**Exercise task:** Return the entries below verbatim. Pictures stay out.

--- START OF Supplied information ---

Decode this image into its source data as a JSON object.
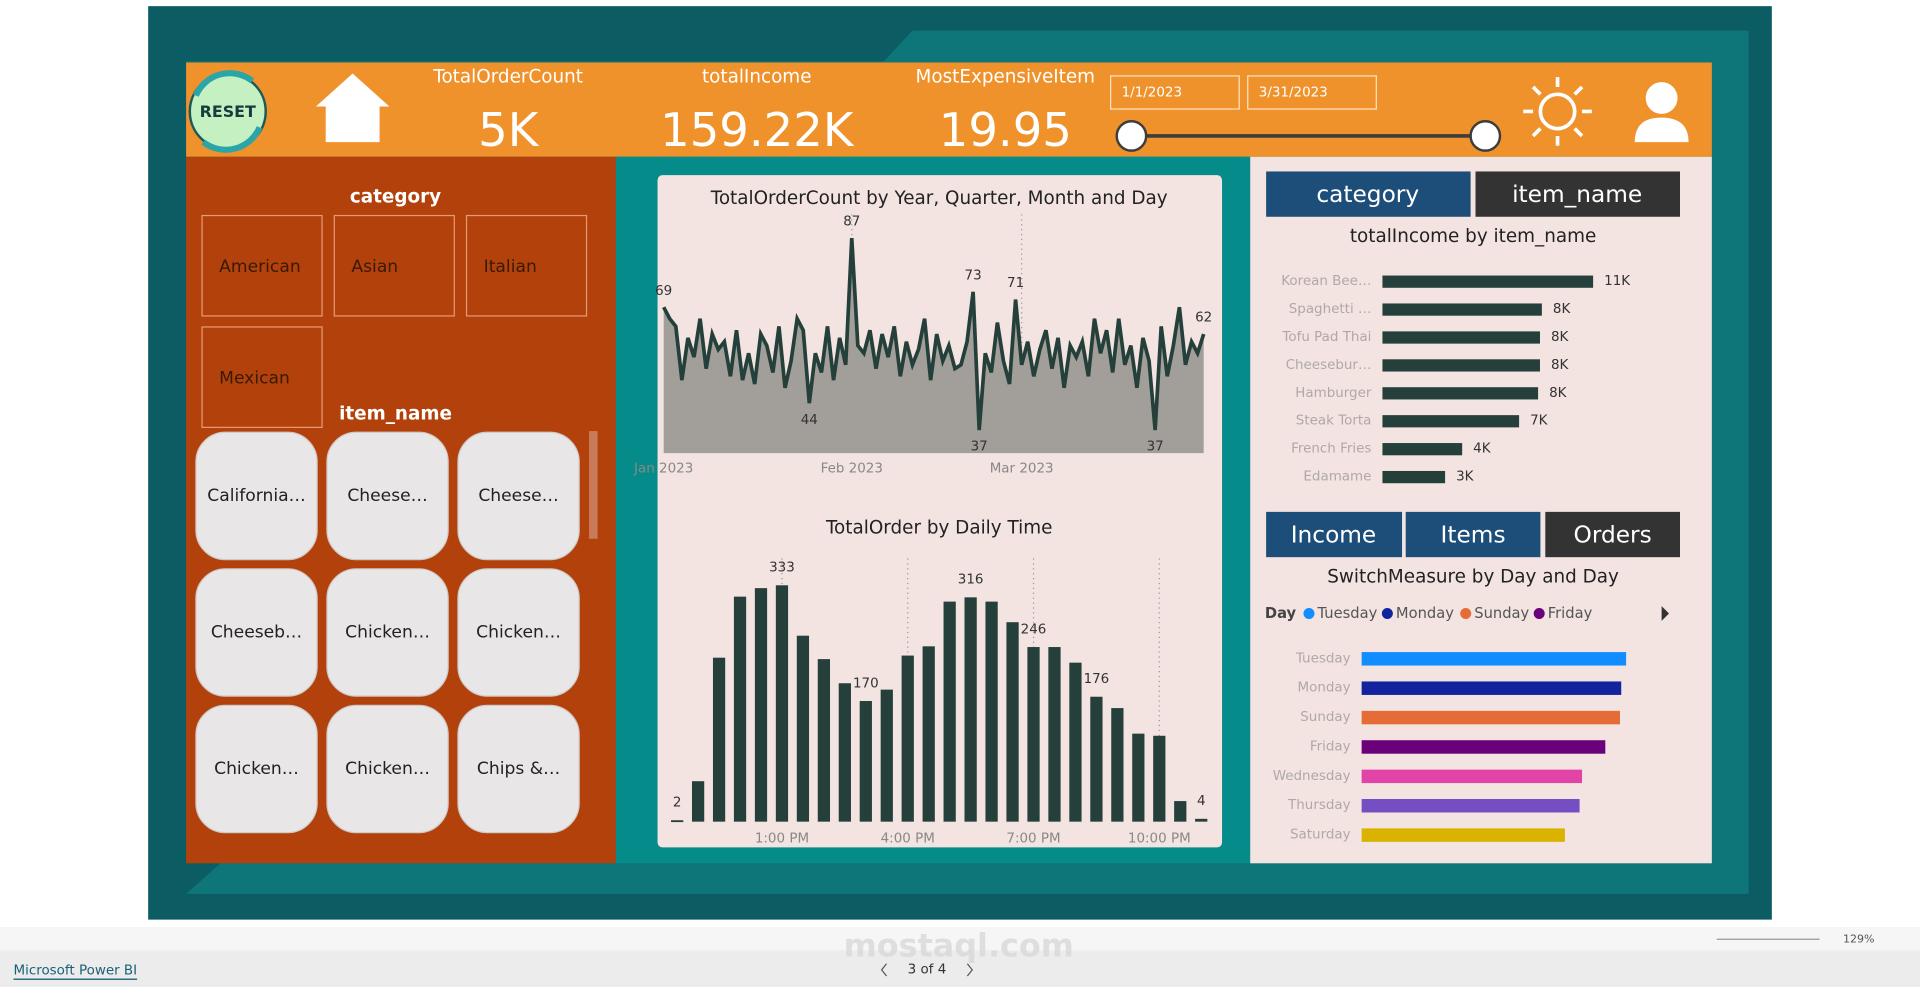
{
  "header": {
    "reset": "RESET",
    "kpis": [
      {
        "label": "TotalOrderCount",
        "value": "5K"
      },
      {
        "label": "totalIncome",
        "value": "159.22K"
      },
      {
        "label": "MostExpensiveItem",
        "value": "19.95"
      }
    ],
    "date_start": "1/1/2023",
    "date_end": "3/31/2023"
  },
  "category_slicer": {
    "title": "category",
    "items": [
      "American",
      "Asian",
      "Italian",
      "Mexican"
    ]
  },
  "item_slicer": {
    "title": "item_name",
    "items": [
      "California…",
      "Cheese…",
      "Cheese…",
      "Cheeseb…",
      "Chicken…",
      "Chicken…",
      "Chicken…",
      "Chicken…",
      "Chips &…"
    ]
  },
  "toggles": {
    "top": [
      "category",
      "item_name"
    ],
    "measure": [
      "Income",
      "Items",
      "Orders"
    ]
  },
  "chart_data": [
    {
      "type": "line",
      "title": "TotalOrderCount by Year, Quarter, Month and Day",
      "color": "#25403a",
      "area_color": "#a29e9a",
      "categories": [
        "Jan 2023",
        null,
        null,
        null,
        null,
        null,
        null,
        null,
        null,
        null,
        null,
        null,
        null,
        null,
        null,
        null,
        null,
        null,
        null,
        null,
        null,
        null,
        null,
        null,
        null,
        null,
        null,
        null,
        null,
        null,
        null,
        "Feb 2023",
        null,
        null,
        null,
        null,
        null,
        null,
        null,
        null,
        null,
        null,
        null,
        null,
        null,
        null,
        null,
        null,
        null,
        null,
        null,
        null,
        null,
        null,
        null,
        null,
        null,
        null,
        null,
        "Mar 2023",
        null,
        null,
        null,
        null,
        null,
        null,
        null,
        null,
        null,
        null,
        null,
        null,
        null,
        null,
        null,
        null,
        null,
        null,
        null,
        null,
        null,
        null,
        null,
        null,
        null,
        null,
        null,
        null,
        null,
        null
      ],
      "values": [
        69,
        66,
        64,
        50,
        61,
        56,
        66,
        53,
        62,
        58,
        60,
        51,
        63,
        50,
        57,
        49,
        62,
        59,
        52,
        64,
        48,
        55,
        66,
        63,
        44,
        57,
        52,
        64,
        50,
        61,
        54,
        87,
        59,
        57,
        63,
        53,
        62,
        56,
        64,
        51,
        60,
        54,
        58,
        66,
        50,
        62,
        55,
        59,
        53,
        54,
        60,
        73,
        37,
        57,
        52,
        65,
        55,
        49,
        71,
        54,
        60,
        51,
        58,
        63,
        53,
        61,
        48,
        59,
        56,
        60,
        51,
        66,
        57,
        63,
        52,
        66,
        54,
        59,
        48,
        61,
        55,
        37,
        64,
        51,
        59,
        69,
        54,
        60,
        57,
        62
      ],
      "ylim": [
        31,
        90
      ]
    },
    {
      "type": "bar",
      "title": "TotalOrder by Daily Time",
      "color": "#25403a",
      "categories": [
        null,
        null,
        null,
        null,
        null,
        "1:00 PM",
        null,
        null,
        null,
        null,
        null,
        "4:00 PM",
        null,
        null,
        null,
        null,
        null,
        "7:00 PM",
        null,
        null,
        null,
        null,
        null,
        "10:00 PM",
        null,
        null
      ],
      "values": [
        2,
        57,
        231,
        317,
        329,
        333,
        262,
        229,
        195,
        170,
        186,
        234,
        247,
        310,
        316,
        310,
        281,
        246,
        246,
        224,
        176,
        160,
        124,
        121,
        29,
        4
      ],
      "ylim": [
        0,
        345
      ]
    },
    {
      "type": "hbar",
      "title": "totalIncome by item_name",
      "color": "#25403a",
      "categories": [
        "Korean Bee…",
        "Spaghetti …",
        "Tofu Pad Thai",
        "Cheesebur…",
        "Hamburger",
        "Steak Torta",
        "French Fries",
        "Edamame"
      ],
      "values": [
        11100,
        8400,
        8300,
        8300,
        8200,
        7200,
        4200,
        3300
      ],
      "value_labels": [
        "11K",
        "8K",
        "8K",
        "8K",
        "8K",
        "7K",
        "4K",
        "3K"
      ],
      "xlim": [
        0,
        12000
      ]
    },
    {
      "type": "hbar",
      "title": "SwitchMeasure by Day and Day",
      "legend_title": "Day",
      "categories": [
        "Tuesday",
        "Monday",
        "Sunday",
        "Friday",
        "Wednesday",
        "Thursday",
        "Saturday"
      ],
      "colors": [
        "#118dff",
        "#12239e",
        "#e66c37",
        "#6b007b",
        "#e044a7",
        "#744ec2",
        "#d9b300"
      ],
      "values": [
        216,
        212,
        211,
        199,
        180,
        178,
        166
      ],
      "xlim": [
        0,
        240
      ]
    }
  ],
  "footer": {
    "app": "Microsoft Power BI",
    "page": "3 of 4",
    "zoom": "129%",
    "watermark": "mostaql.com"
  }
}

--- END OF Supplied information ---

**Solution to this exercise:**
Decode this image into its source data as a JSON object.
{
  "header": {
    "reset": "RESET",
    "kpis": [
      {
        "label": "TotalOrderCount",
        "value": "5K"
      },
      {
        "label": "totalIncome",
        "value": "159.22K"
      },
      {
        "label": "MostExpensiveItem",
        "value": "19.95"
      }
    ],
    "date_start": "1/1/2023",
    "date_end": "3/31/2023"
  },
  "category_slicer": {
    "title": "category",
    "items": [
      "American",
      "Asian",
      "Italian",
      "Mexican"
    ]
  },
  "item_slicer": {
    "title": "item_name",
    "items": [
      "California…",
      "Cheese…",
      "Cheese…",
      "Cheeseb…",
      "Chicken…",
      "Chicken…",
      "Chicken…",
      "Chicken…",
      "Chips &…"
    ]
  },
  "toggles": {
    "top": [
      "category",
      "item_name"
    ],
    "measure": [
      "Income",
      "Items",
      "Orders"
    ]
  },
  "chart_data": [
    {
      "type": "line",
      "title": "TotalOrderCount by Year, Quarter, Month and Day",
      "color": "#25403a",
      "area_color": "#a29e9a",
      "categories": [
        "Jan 2023",
        null,
        null,
        null,
        null,
        null,
        null,
        null,
        null,
        null,
        null,
        null,
        null,
        null,
        null,
        null,
        null,
        null,
        null,
        null,
        null,
        null,
        null,
        null,
        null,
        null,
        null,
        null,
        null,
        null,
        null,
        "Feb 2023",
        null,
        null,
        null,
        null,
        null,
        null,
        null,
        null,
        null,
        null,
        null,
        null,
        null,
        null,
        null,
        null,
        null,
        null,
        null,
        null,
        null,
        null,
        null,
        null,
        null,
        null,
        null,
        "Mar 2023",
        null,
        null,
        null,
        null,
        null,
        null,
        null,
        null,
        null,
        null,
        null,
        null,
        null,
        null,
        null,
        null,
        null,
        null,
        null,
        null,
        null,
        null,
        null,
        null,
        null,
        null,
        null,
        null,
        null,
        null
      ],
      "values": [
        69,
        66,
        64,
        50,
        61,
        56,
        66,
        53,
        62,
        58,
        60,
        51,
        63,
        50,
        57,
        49,
        62,
        59,
        52,
        64,
        48,
        55,
        66,
        63,
        44,
        57,
        52,
        64,
        50,
        61,
        54,
        87,
        59,
        57,
        63,
        53,
        62,
        56,
        64,
        51,
        60,
        54,
        58,
        66,
        50,
        62,
        55,
        59,
        53,
        54,
        60,
        73,
        37,
        57,
        52,
        65,
        55,
        49,
        71,
        54,
        60,
        51,
        58,
        63,
        53,
        61,
        48,
        59,
        56,
        60,
        51,
        66,
        57,
        63,
        52,
        66,
        54,
        59,
        48,
        61,
        55,
        37,
        64,
        51,
        59,
        69,
        54,
        60,
        57,
        62
      ],
      "ylim": [
        31,
        90
      ]
    },
    {
      "type": "bar",
      "title": "TotalOrder by Daily Time",
      "color": "#25403a",
      "categories": [
        null,
        null,
        null,
        null,
        null,
        "1:00 PM",
        null,
        null,
        null,
        null,
        null,
        "4:00 PM",
        null,
        null,
        null,
        null,
        null,
        "7:00 PM",
        null,
        null,
        null,
        null,
        null,
        "10:00 PM",
        null,
        null
      ],
      "values": [
        2,
        57,
        231,
        317,
        329,
        333,
        262,
        229,
        195,
        170,
        186,
        234,
        247,
        310,
        316,
        310,
        281,
        246,
        246,
        224,
        176,
        160,
        124,
        121,
        29,
        4
      ],
      "ylim": [
        0,
        345
      ]
    },
    {
      "type": "hbar",
      "title": "totalIncome by item_name",
      "color": "#25403a",
      "categories": [
        "Korean Bee…",
        "Spaghetti …",
        "Tofu Pad Thai",
        "Cheesebur…",
        "Hamburger",
        "Steak Torta",
        "French Fries",
        "Edamame"
      ],
      "values": [
        11100,
        8400,
        8300,
        8300,
        8200,
        7200,
        4200,
        3300
      ],
      "value_labels": [
        "11K",
        "8K",
        "8K",
        "8K",
        "8K",
        "7K",
        "4K",
        "3K"
      ],
      "xlim": [
        0,
        12000
      ]
    },
    {
      "type": "hbar",
      "title": "SwitchMeasure by Day and Day",
      "legend_title": "Day",
      "categories": [
        "Tuesday",
        "Monday",
        "Sunday",
        "Friday",
        "Wednesday",
        "Thursday",
        "Saturday"
      ],
      "colors": [
        "#118dff",
        "#12239e",
        "#e66c37",
        "#6b007b",
        "#e044a7",
        "#744ec2",
        "#d9b300"
      ],
      "values": [
        216,
        212,
        211,
        199,
        180,
        178,
        166
      ],
      "xlim": [
        0,
        240
      ]
    }
  ],
  "footer": {
    "app": "Microsoft Power BI",
    "page": "3 of 4",
    "zoom": "129%",
    "watermark": "mostaql.com"
  }
}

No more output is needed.